BEGIN Exercise input

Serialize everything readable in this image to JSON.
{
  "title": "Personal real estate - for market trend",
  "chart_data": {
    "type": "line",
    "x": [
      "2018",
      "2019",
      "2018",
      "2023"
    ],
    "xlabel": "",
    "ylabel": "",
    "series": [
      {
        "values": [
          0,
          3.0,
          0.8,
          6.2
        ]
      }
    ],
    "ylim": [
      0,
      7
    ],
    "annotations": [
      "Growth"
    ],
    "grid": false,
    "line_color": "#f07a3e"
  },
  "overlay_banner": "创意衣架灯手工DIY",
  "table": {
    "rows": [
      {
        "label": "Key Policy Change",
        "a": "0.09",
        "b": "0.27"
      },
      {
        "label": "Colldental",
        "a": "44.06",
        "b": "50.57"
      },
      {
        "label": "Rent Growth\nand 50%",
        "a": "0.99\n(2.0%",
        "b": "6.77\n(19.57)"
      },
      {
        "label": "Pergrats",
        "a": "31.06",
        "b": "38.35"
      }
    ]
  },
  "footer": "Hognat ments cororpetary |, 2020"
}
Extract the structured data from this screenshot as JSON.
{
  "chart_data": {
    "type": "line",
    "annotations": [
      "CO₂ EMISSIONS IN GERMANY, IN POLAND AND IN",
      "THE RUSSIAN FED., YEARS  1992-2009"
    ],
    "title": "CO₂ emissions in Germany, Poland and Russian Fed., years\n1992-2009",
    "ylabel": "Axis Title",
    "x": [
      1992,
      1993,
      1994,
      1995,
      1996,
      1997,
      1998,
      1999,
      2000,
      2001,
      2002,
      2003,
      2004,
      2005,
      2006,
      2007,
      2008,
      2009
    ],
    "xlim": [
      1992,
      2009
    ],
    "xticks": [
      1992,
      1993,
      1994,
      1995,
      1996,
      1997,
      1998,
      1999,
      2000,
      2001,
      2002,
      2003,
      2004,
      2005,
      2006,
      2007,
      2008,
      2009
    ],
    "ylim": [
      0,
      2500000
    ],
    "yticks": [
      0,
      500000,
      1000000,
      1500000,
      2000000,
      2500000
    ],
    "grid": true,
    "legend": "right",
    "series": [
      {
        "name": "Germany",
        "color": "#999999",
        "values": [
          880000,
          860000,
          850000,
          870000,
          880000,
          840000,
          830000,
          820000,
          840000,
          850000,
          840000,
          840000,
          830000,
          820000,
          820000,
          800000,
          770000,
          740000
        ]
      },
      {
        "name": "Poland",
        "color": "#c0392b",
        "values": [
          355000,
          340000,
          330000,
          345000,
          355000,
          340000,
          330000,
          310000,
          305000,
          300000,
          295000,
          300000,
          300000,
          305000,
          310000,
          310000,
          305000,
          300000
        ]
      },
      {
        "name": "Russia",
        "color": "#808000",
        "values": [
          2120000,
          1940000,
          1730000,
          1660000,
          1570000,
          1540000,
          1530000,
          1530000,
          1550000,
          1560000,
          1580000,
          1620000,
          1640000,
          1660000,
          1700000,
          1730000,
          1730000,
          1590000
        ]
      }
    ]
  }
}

END Exercise input
BEGIN Exercise input

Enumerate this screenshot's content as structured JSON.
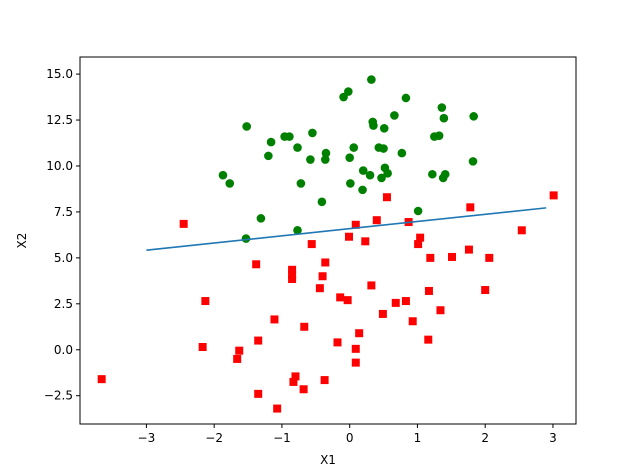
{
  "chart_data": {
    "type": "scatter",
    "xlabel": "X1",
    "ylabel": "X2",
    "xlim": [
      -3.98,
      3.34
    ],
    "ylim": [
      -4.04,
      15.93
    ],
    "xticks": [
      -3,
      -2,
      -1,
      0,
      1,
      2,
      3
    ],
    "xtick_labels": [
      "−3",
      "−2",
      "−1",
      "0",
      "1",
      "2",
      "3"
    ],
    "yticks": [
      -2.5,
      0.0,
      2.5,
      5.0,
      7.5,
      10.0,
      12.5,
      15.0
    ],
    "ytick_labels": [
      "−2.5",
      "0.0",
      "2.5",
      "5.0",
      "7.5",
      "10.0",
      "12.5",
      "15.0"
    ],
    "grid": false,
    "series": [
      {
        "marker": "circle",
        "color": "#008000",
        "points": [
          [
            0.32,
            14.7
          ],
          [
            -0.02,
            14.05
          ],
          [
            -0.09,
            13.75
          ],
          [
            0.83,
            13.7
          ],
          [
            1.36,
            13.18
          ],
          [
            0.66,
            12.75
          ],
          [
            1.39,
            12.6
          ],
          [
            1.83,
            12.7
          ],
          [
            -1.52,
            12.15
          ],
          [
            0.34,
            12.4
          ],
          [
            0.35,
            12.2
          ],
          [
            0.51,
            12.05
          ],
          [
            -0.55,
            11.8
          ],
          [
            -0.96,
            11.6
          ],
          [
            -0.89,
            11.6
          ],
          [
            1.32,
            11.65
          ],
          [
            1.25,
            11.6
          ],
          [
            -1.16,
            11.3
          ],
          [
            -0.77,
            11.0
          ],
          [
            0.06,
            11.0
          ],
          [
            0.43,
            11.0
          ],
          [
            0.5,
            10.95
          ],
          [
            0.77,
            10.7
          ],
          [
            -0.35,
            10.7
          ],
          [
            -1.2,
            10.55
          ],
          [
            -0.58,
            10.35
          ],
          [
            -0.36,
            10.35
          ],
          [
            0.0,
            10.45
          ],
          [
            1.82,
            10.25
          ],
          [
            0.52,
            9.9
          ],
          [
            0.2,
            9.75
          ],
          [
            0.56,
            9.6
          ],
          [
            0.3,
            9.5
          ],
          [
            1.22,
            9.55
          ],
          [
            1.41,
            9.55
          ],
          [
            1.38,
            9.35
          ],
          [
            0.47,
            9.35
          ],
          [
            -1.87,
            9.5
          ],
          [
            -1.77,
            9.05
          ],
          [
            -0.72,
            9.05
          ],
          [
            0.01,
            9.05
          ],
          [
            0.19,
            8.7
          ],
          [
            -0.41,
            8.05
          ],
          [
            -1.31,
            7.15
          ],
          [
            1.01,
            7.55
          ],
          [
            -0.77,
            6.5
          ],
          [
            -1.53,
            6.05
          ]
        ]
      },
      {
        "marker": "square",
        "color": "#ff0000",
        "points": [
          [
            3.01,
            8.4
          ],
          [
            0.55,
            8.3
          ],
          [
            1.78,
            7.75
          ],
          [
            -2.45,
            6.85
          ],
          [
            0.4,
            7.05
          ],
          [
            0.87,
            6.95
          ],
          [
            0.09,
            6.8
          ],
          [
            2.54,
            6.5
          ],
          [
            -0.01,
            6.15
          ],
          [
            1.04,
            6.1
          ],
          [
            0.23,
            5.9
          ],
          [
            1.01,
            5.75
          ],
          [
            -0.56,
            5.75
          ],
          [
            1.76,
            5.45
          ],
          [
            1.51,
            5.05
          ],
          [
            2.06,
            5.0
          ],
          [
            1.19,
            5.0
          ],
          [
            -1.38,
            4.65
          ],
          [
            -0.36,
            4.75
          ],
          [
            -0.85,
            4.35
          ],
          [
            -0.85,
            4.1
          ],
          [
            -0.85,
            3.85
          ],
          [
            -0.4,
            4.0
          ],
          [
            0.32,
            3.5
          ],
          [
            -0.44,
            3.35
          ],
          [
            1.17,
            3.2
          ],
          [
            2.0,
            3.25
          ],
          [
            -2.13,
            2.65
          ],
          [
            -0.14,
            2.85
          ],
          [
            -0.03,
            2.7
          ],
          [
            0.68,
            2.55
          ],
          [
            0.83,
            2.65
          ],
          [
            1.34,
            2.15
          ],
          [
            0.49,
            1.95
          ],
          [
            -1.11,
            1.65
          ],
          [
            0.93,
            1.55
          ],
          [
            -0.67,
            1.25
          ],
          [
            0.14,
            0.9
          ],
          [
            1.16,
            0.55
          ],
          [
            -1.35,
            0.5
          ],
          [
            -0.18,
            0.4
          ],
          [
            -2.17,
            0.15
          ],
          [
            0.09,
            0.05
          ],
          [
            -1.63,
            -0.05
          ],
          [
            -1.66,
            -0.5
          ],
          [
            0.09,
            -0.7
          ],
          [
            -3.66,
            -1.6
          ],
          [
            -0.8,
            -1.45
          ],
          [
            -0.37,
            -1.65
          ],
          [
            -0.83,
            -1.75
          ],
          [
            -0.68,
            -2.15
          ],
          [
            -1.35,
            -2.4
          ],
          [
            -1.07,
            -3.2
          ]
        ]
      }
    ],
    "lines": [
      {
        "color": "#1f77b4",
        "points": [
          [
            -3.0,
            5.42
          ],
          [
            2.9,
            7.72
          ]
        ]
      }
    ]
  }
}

END Exercise input

Lines holding the word "screenshot" in the entries above are the ones to pull out. Copy them all.

» Exercise solution
Extract the structured data from this screenshot as JSON.
Enumerate this screenshot's content as structured JSON.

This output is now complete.